:: Data for processing

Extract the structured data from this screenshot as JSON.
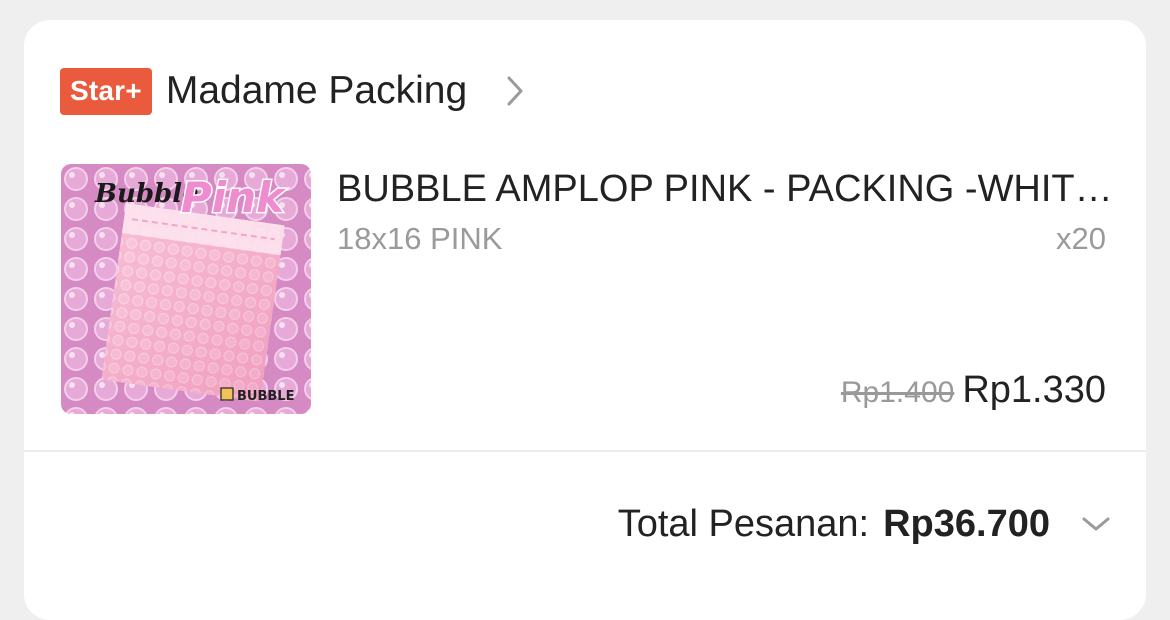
{
  "shop": {
    "badge": "Star+",
    "name": "Madame Packing"
  },
  "product": {
    "title": "BUBBLE AMPLOP PINK - PACKING -WHITE BUBBLE WRAP MAILER",
    "variant": "18x16 PINK",
    "quantity": "x20",
    "original_price": "Rp1.400",
    "price": "Rp1.330",
    "image": {
      "script_word": "Bubble",
      "big_word": "Pink",
      "brand": "BUBBLE"
    }
  },
  "order": {
    "total_label": "Total Pesanan:",
    "total_value": "Rp36.700"
  },
  "colors": {
    "badge_bg": "#ea5a3c",
    "card_bg": "#ffffff",
    "page_bg": "#efefef",
    "image_bg": "#d98dc6",
    "envelope": "#f4a9c6"
  },
  "icons": {
    "shop_chevron": "chevron-right-icon",
    "total_chevron": "chevron-down-icon"
  }
}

::::

→ Your task:
Omitting all images, retype each line of the records precisely.

→ Full output:
Extract the structured data from this screenshot as JSON.
{
  "shop": {
    "badge": "Star+",
    "name": "Madame Packing"
  },
  "product": {
    "title": "BUBBLE AMPLOP PINK - PACKING -WHITE BUBBLE WRAP MAILER",
    "variant": "18x16 PINK",
    "quantity": "x20",
    "original_price": "Rp1.400",
    "price": "Rp1.330",
    "image": {
      "script_word": "Bubble",
      "big_word": "Pink",
      "brand": "BUBBLE"
    }
  },
  "order": {
    "total_label": "Total Pesanan:",
    "total_value": "Rp36.700"
  },
  "colors": {
    "badge_bg": "#ea5a3c",
    "card_bg": "#ffffff",
    "page_bg": "#efefef",
    "image_bg": "#d98dc6",
    "envelope": "#f4a9c6"
  },
  "icons": {
    "shop_chevron": "chevron-right-icon",
    "total_chevron": "chevron-down-icon"
  }
}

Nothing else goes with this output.